Only the pictures stay out; every record is to be quoted exactly.
## Start Information supplied
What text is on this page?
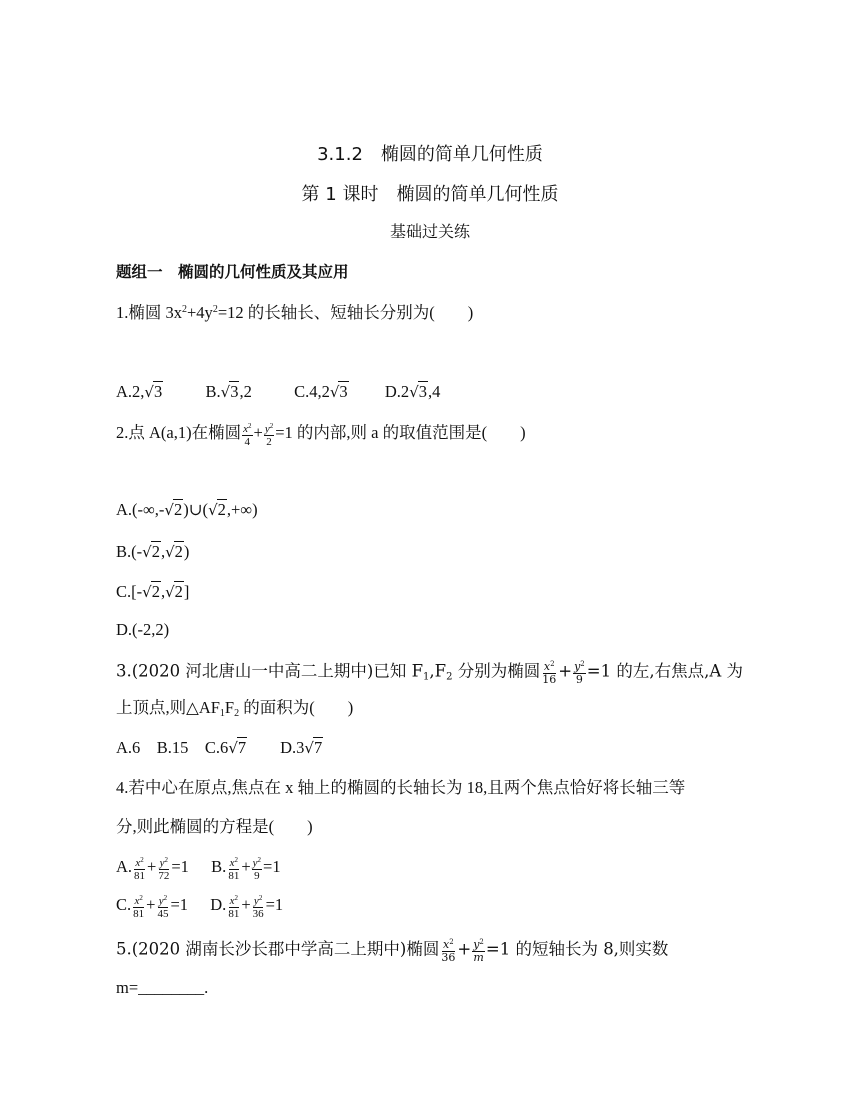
3.1.2　椭圆的简单几何性质
第 1 课时　椭圆的简单几何性质
基础过关练
题组一　椭圆的几何性质及其应用
1.椭圆 $3x^2+4y^2=12$ 的长轴长、短轴长分别为(　　)
A.2,√3	B.√3,2	C.4,2√3 D.2√3,4
2.点 A(a,1)在椭圆 $\frac{x^2}{4} + \frac{y^2}{2} =1$ 的内部,则 a 的取值范围是(　　)
A.(-∞,-√2)∪(√2,+∞)
B.(-√2,√2)
C.[-√2,√2]
D.(-2,2)
3.(2020 河北唐山一中高二上期中)已知 $F_1,F_2$ 分别为椭圆 $\frac{x^2}{16} + \frac{y^2}{9} =1$ 的左,右焦点,A 为
上顶点,则$\triangle AF_1F_2$ 的面积为(　　)
A.6　B.15　C.6√7　　D.3√7
4.若中心在原点,焦点在 x 轴上的椭圆的长轴长为 18,且两个焦点恰好将长轴三等
分,则此椭圆的方程是(　　)
A. $\frac{x^2}{81} + \frac{y^2}{72} =1$ B. $\frac{x^2}{81} + \frac{y^2}{9} =1$
C. $\frac{x^2}{81} + \frac{y^2}{45} =1$ D. $\frac{x^2}{81} + \frac{y^2}{36} =1$
5.(2020 湖南长沙长郡中学高二上期中)椭圆 $\frac{x^2}{36} + \frac{y^2}{m} =1$ 的短轴长为 8,则实数
m=________.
## End Information supplied
◆ **Finished task**
What text is on this page?
3.1.2　椭圆的简单几何性质
第 1 课时　椭圆的简单几何性质
基础过关练
题组一　椭圆的几何性质及其应用
1.椭圆 $3x^2+4y^2=12$ 的长轴长、短轴长分别为(　　)
A.2,√3	B.√3,2	C.4,2√3 D.2√3,4
2.点 A(a,1)在椭圆 $\frac{x^2}{4} + \frac{y^2}{2} =1$ 的内部,则 a 的取值范围是(　　)
A.(-∞,-√2)∪(√2,+∞)
B.(-√2,√2)
C.[-√2,√2]
D.(-2,2)
3.(2020 河北唐山一中高二上期中)已知 $F_1,F_2$ 分别为椭圆 $\frac{x^2}{16} + \frac{y^2}{9} =1$ 的左,右焦点,A 为
上顶点,则$\triangle AF_1F_2$ 的面积为(　　)
A.6　B.15　C.6√7　　D.3√7
4.若中心在原点,焦点在 x 轴上的椭圆的长轴长为 18,且两个焦点恰好将长轴三等
分,则此椭圆的方程是(　　)
A. $\frac{x^2}{81} + \frac{y^2}{72} =1$ B. $\frac{x^2}{81} + \frac{y^2}{9} =1$
C. $\frac{x^2}{81} + \frac{y^2}{45} =1$ D. $\frac{x^2}{81} + \frac{y^2}{36} =1$
5.(2020 湖南长沙长郡中学高二上期中)椭圆 $\frac{x^2}{36} + \frac{y^2}{m} =1$ 的短轴长为 8,则实数
m=________.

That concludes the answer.